> **GIVEN PROBLEM**
Gather each line in the entries that includes the string "清康熙朝开海贸易并设立江".

> **EXTRACTED MATERIAL**
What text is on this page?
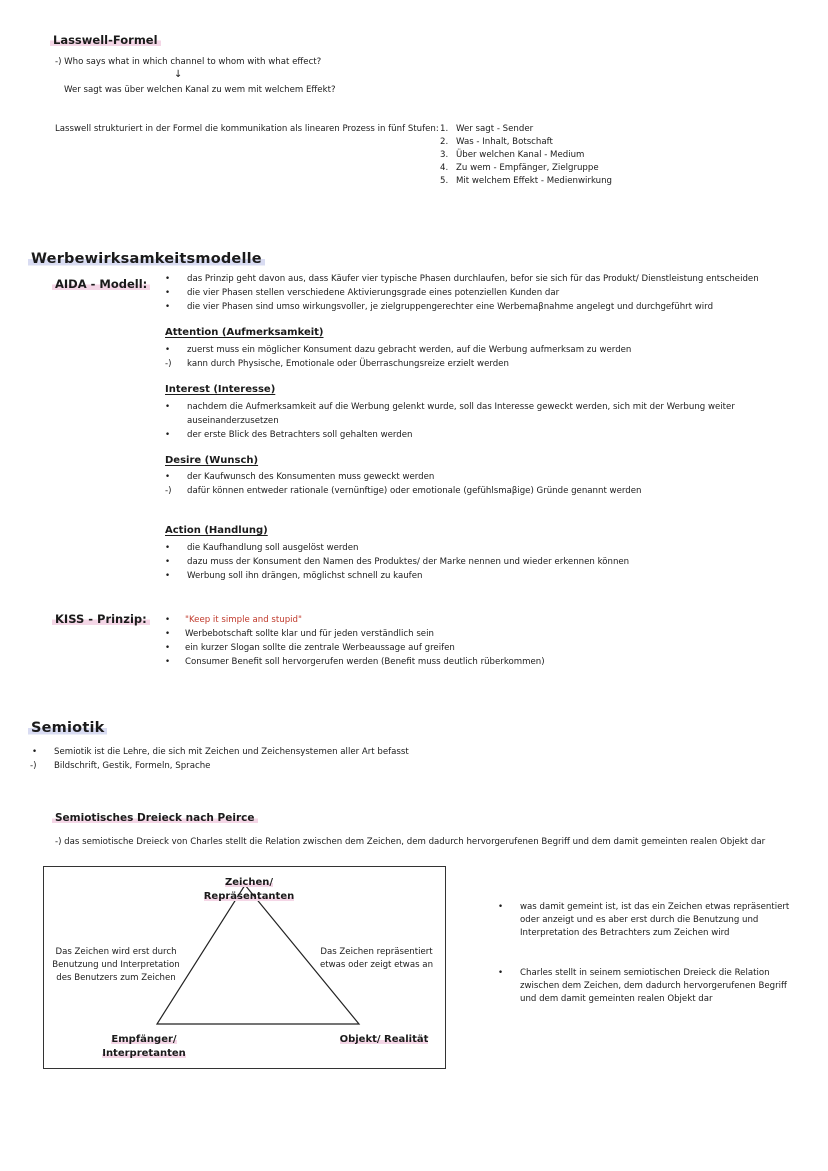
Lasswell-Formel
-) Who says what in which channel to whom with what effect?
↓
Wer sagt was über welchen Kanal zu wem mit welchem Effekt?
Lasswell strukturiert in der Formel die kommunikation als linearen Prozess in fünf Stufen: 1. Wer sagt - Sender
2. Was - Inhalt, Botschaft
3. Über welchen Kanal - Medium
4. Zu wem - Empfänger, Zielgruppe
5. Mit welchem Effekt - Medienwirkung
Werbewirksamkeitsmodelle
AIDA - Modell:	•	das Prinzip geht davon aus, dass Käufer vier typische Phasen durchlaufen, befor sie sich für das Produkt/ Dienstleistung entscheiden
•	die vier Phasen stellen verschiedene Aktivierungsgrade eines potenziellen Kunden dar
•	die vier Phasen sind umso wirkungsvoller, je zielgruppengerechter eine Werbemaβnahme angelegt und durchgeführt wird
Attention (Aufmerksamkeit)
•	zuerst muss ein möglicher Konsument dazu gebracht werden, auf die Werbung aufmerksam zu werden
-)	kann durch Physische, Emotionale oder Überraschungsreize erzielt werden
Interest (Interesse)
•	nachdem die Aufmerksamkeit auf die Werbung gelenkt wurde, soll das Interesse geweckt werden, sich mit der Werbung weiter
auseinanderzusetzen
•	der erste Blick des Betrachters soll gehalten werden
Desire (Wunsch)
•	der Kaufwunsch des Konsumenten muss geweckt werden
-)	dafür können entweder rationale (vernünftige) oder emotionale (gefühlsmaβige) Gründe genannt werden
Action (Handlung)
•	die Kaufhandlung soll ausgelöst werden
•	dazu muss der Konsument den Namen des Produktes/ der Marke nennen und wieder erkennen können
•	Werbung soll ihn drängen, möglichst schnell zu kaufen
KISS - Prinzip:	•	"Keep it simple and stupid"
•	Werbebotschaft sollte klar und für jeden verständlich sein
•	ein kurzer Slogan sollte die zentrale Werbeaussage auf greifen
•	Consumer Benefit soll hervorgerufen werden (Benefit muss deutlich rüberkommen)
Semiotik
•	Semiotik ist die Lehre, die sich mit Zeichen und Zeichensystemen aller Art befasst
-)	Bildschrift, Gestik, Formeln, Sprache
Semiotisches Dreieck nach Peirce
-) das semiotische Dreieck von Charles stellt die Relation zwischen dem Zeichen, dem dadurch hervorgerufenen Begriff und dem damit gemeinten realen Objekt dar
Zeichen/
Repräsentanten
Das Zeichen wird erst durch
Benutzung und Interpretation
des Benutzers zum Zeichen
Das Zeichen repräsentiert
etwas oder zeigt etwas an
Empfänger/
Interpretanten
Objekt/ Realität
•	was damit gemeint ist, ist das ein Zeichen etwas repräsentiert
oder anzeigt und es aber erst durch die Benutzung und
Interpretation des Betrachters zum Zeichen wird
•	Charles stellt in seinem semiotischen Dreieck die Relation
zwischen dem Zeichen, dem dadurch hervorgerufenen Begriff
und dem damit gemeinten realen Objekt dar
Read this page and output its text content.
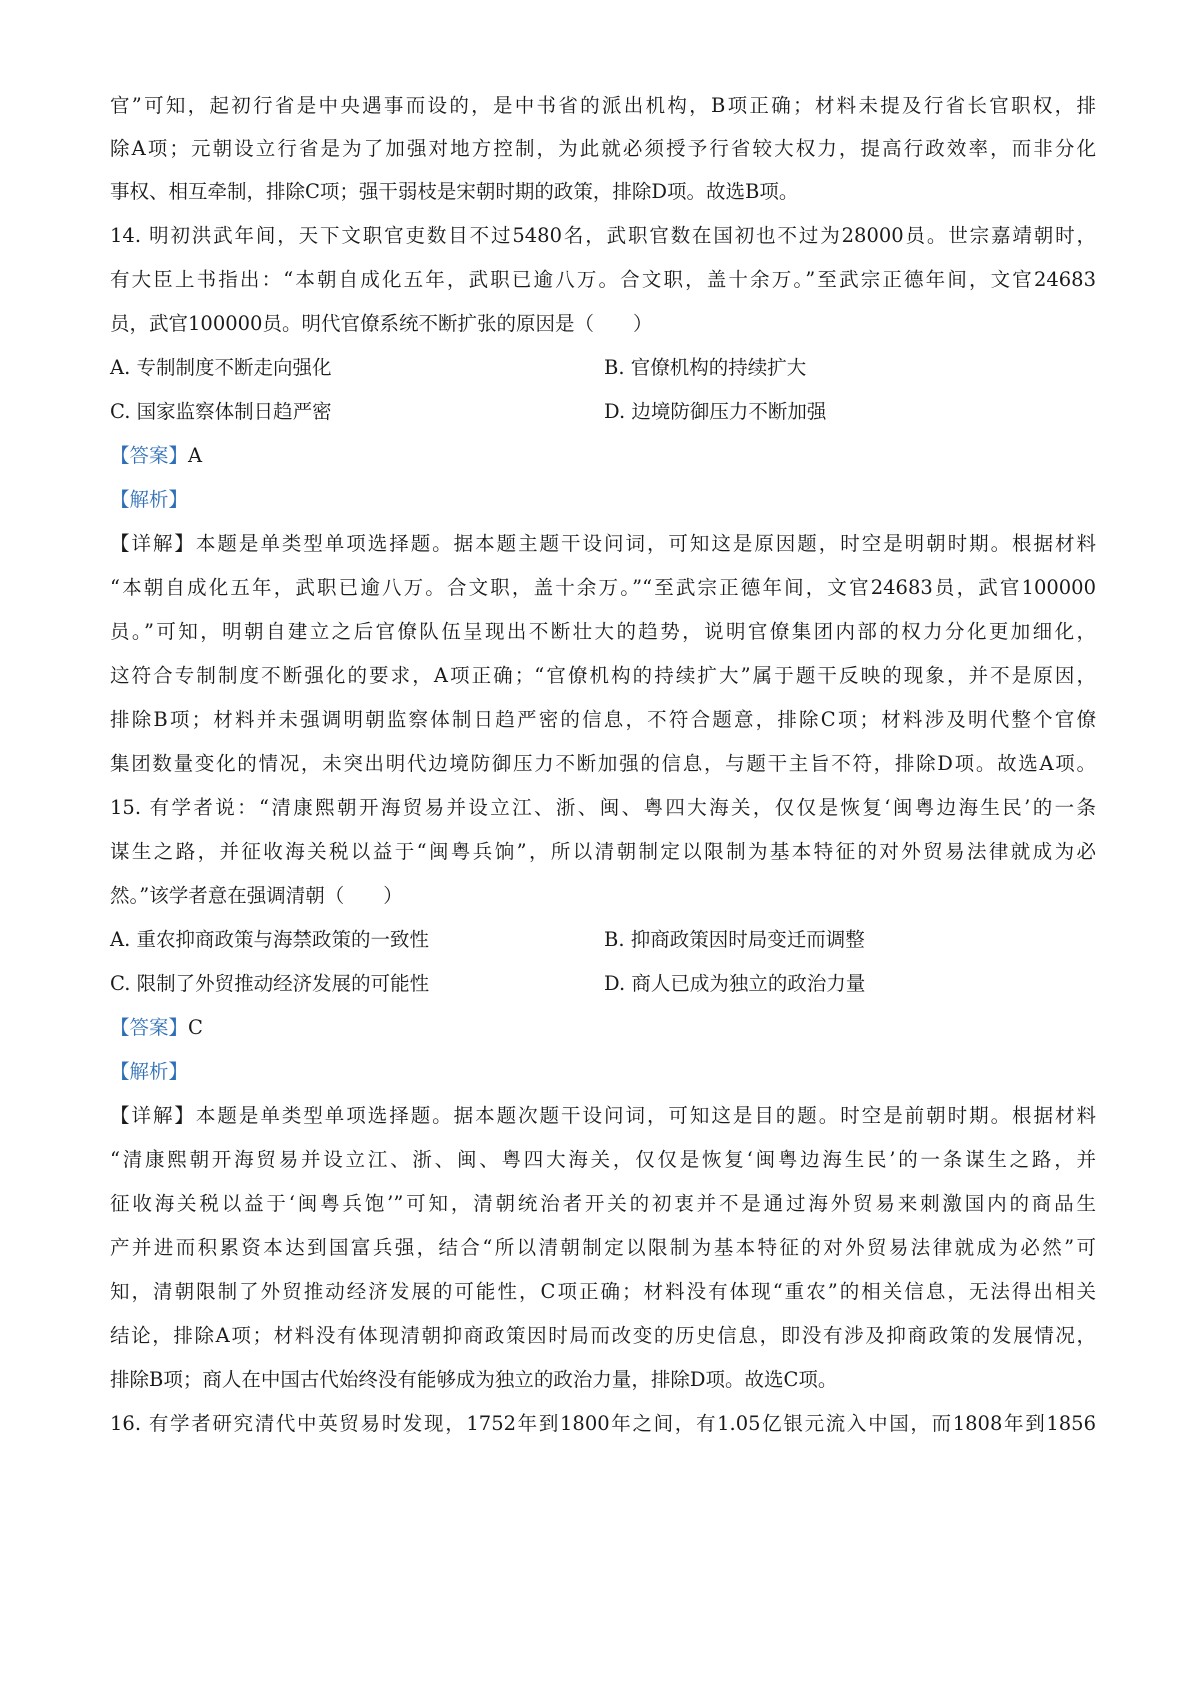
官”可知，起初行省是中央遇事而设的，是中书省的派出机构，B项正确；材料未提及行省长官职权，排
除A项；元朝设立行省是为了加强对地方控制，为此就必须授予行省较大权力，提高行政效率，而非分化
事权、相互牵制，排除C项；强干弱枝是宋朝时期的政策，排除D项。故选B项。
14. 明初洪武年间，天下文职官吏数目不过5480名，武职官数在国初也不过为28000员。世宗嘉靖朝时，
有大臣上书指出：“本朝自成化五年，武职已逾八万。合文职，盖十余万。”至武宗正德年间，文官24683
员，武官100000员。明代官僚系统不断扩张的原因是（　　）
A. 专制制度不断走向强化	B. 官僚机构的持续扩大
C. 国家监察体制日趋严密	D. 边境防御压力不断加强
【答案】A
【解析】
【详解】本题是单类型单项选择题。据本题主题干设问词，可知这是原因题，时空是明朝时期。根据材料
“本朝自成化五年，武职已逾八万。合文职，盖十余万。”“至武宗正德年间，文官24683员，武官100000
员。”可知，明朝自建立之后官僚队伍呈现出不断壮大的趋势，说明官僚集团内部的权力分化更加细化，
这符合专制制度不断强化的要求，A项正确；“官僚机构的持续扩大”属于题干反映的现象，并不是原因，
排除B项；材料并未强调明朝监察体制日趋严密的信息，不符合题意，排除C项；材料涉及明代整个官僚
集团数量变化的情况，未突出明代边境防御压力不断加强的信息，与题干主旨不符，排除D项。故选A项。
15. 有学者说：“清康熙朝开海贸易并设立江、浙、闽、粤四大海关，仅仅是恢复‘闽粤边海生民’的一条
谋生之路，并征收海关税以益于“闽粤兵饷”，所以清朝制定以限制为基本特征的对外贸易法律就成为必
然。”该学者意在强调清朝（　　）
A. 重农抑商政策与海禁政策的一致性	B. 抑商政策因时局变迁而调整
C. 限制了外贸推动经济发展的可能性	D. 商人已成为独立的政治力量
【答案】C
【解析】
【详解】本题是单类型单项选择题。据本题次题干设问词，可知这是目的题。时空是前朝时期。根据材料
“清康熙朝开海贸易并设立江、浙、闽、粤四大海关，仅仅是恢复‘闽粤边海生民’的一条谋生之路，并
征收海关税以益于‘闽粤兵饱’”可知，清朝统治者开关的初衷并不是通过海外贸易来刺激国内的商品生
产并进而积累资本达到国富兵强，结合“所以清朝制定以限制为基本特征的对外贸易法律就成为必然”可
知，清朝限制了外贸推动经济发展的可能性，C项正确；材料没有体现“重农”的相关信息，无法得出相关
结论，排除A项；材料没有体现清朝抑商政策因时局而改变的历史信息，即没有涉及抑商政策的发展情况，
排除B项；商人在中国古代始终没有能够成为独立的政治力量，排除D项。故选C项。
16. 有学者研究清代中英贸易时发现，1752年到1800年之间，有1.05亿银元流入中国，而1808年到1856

* * *

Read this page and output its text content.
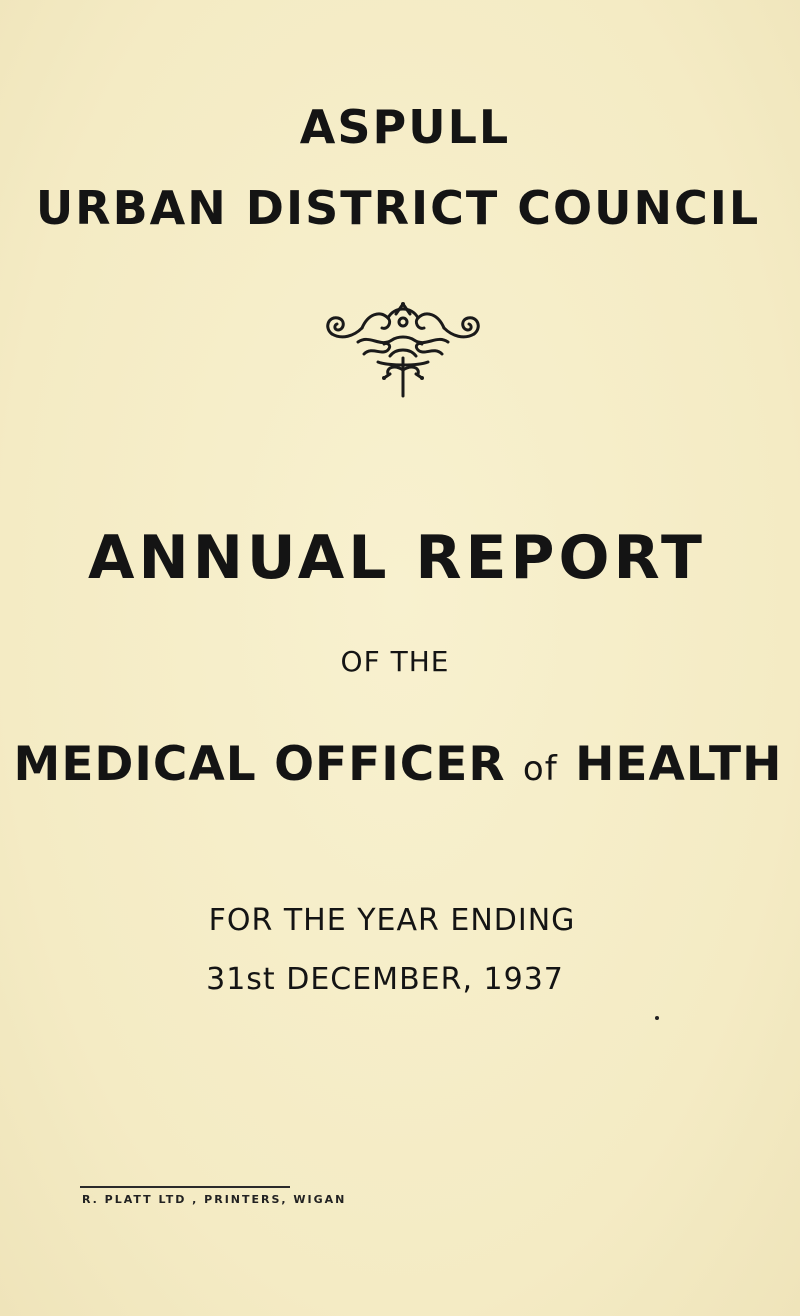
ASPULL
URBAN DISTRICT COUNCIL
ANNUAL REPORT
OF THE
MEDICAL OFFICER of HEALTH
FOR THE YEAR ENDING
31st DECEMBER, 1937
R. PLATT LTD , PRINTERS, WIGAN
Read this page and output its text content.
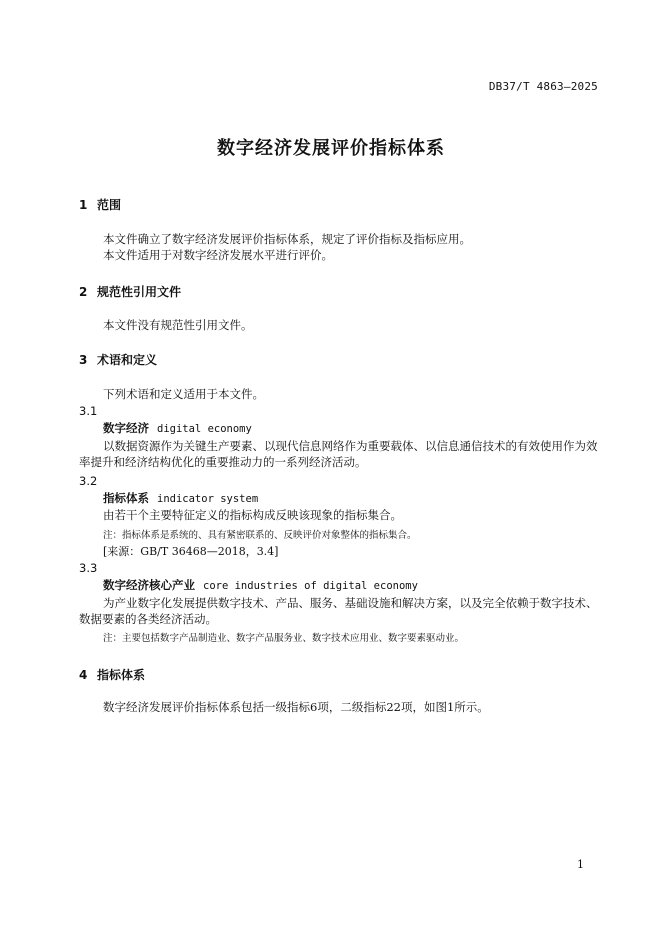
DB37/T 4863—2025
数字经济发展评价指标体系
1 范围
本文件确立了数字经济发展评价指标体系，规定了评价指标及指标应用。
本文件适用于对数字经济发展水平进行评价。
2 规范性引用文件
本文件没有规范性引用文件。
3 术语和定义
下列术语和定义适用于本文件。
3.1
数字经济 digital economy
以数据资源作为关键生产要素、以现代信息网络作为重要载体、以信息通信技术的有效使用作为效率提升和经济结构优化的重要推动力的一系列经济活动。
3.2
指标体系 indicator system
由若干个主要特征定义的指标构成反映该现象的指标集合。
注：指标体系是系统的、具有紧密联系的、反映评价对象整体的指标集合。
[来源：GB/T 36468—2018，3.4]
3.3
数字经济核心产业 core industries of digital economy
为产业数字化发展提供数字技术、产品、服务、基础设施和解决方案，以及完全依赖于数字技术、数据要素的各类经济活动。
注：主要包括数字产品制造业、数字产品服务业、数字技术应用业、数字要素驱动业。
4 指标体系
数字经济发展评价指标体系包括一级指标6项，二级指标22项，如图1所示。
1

--

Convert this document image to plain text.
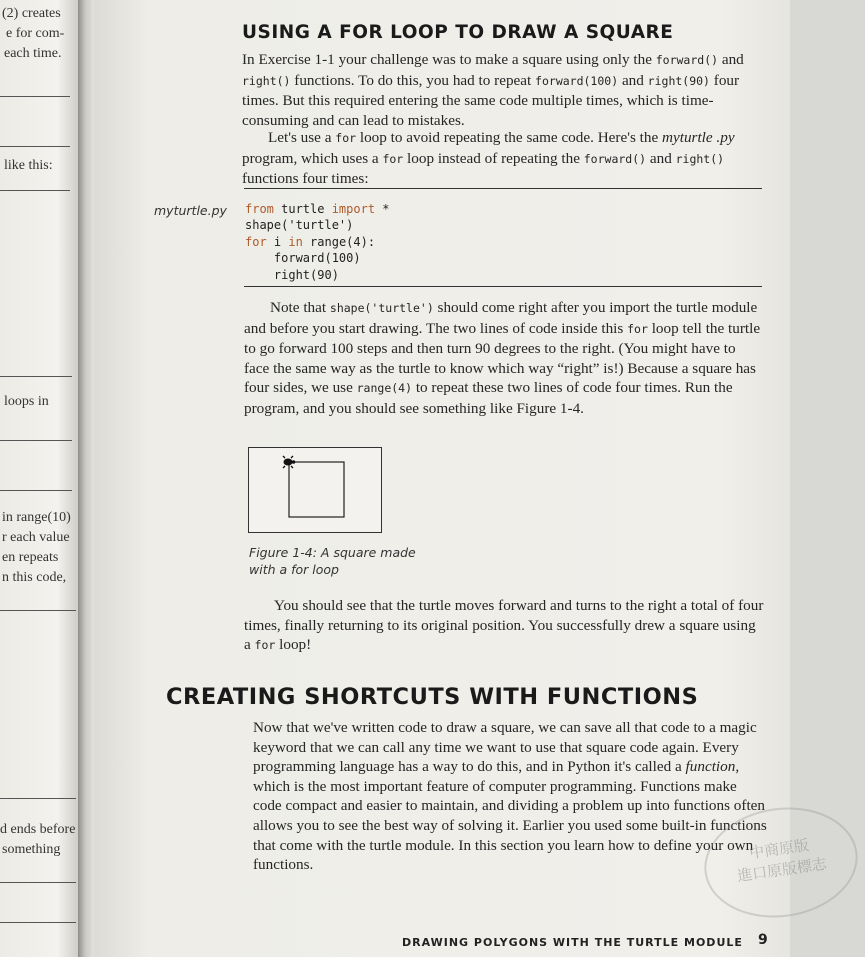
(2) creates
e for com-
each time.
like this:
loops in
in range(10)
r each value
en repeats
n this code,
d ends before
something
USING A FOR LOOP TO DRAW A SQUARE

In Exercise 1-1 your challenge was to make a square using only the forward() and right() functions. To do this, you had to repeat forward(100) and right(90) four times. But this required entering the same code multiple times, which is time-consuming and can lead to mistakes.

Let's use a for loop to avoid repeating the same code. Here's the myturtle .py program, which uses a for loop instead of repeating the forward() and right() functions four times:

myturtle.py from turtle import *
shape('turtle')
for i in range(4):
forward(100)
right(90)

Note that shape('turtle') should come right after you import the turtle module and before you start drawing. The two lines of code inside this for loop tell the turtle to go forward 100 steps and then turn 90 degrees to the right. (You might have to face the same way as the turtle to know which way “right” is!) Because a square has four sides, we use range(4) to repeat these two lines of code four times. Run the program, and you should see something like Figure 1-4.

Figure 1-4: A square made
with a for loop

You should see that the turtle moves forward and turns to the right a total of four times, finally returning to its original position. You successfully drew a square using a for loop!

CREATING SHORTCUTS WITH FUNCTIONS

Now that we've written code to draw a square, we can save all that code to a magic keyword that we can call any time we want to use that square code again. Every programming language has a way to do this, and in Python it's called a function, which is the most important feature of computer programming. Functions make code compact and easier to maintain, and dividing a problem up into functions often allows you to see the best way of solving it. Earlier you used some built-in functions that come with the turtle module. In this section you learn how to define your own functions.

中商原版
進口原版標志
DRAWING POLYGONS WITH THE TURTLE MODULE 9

> **PROBLEM SOLUTION**
15. 有学者说：“清康熙朝开海贸易并设立江、浙、闽、粤四大海关，仅仅是恢复‘闽粤边海生民’的一条
“清康熙朝开海贸易并设立江、浙、闽、粤四大海关，仅仅是恢复‘闽粤边海生民’的一条谋生之路，并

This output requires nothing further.